▶ **What needs to be done**
Output each entry below as it stands, leaving out every picture.

▶ **Task material**
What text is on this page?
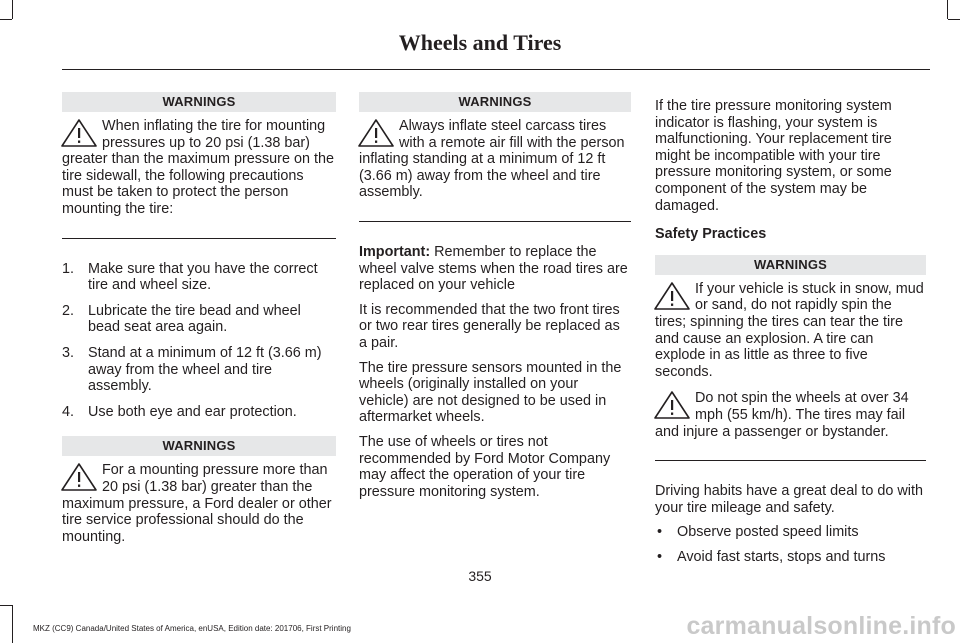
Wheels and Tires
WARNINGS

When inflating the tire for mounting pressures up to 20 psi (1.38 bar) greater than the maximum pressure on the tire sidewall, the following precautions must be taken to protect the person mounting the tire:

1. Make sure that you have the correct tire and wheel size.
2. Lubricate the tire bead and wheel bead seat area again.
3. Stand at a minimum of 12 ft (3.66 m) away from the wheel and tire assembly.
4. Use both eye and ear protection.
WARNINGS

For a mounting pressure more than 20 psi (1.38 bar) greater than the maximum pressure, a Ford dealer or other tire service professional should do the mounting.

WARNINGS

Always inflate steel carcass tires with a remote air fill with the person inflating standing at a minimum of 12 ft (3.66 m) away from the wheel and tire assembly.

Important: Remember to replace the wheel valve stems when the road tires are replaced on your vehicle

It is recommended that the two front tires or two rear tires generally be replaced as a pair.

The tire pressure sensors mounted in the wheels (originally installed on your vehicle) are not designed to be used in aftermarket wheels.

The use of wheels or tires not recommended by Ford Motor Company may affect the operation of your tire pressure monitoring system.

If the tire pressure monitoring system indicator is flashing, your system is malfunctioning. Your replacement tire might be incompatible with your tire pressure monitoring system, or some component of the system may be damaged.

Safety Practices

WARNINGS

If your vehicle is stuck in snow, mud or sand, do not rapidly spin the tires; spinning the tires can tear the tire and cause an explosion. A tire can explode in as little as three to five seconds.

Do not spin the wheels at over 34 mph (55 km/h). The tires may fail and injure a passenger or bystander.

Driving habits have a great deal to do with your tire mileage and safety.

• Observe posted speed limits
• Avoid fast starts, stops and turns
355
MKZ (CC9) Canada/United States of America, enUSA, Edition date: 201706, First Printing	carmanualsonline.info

▶ **Final answer**
What text is on this page?
Wheels and Tires
WARNINGS

When inflating the tire for mounting pressures up to 20 psi (1.38 bar) greater than the maximum pressure on the tire sidewall, the following precautions must be taken to protect the person mounting the tire:

1. Make sure that you have the correct tire and wheel size.
2. Lubricate the tire bead and wheel bead seat area again.
3. Stand at a minimum of 12 ft (3.66 m) away from the wheel and tire assembly.
4. Use both eye and ear protection.
WARNINGS

For a mounting pressure more than 20 psi (1.38 bar) greater than the maximum pressure, a Ford dealer or other tire service professional should do the mounting.

WARNINGS

Always inflate steel carcass tires with a remote air fill with the person inflating standing at a minimum of 12 ft (3.66 m) away from the wheel and tire assembly.

Important: Remember to replace the wheel valve stems when the road tires are replaced on your vehicle

It is recommended that the two front tires or two rear tires generally be replaced as a pair.

The tire pressure sensors mounted in the wheels (originally installed on your vehicle) are not designed to be used in aftermarket wheels.

The use of wheels or tires not recommended by Ford Motor Company may affect the operation of your tire pressure monitoring system.

If the tire pressure monitoring system indicator is flashing, your system is malfunctioning. Your replacement tire might be incompatible with your tire pressure monitoring system, or some component of the system may be damaged.

Safety Practices

WARNINGS

If your vehicle is stuck in snow, mud or sand, do not rapidly spin the tires; spinning the tires can tear the tire and cause an explosion. A tire can explode in as little as three to five seconds.

Do not spin the wheels at over 34 mph (55 km/h). The tires may fail and injure a passenger or bystander.

Driving habits have a great deal to do with your tire mileage and safety.

• Observe posted speed limits
• Avoid fast starts, stops and turns
355
MKZ (CC9) Canada/United States of America, enUSA, Edition date: 201706, First Printing	carmanualsonline.info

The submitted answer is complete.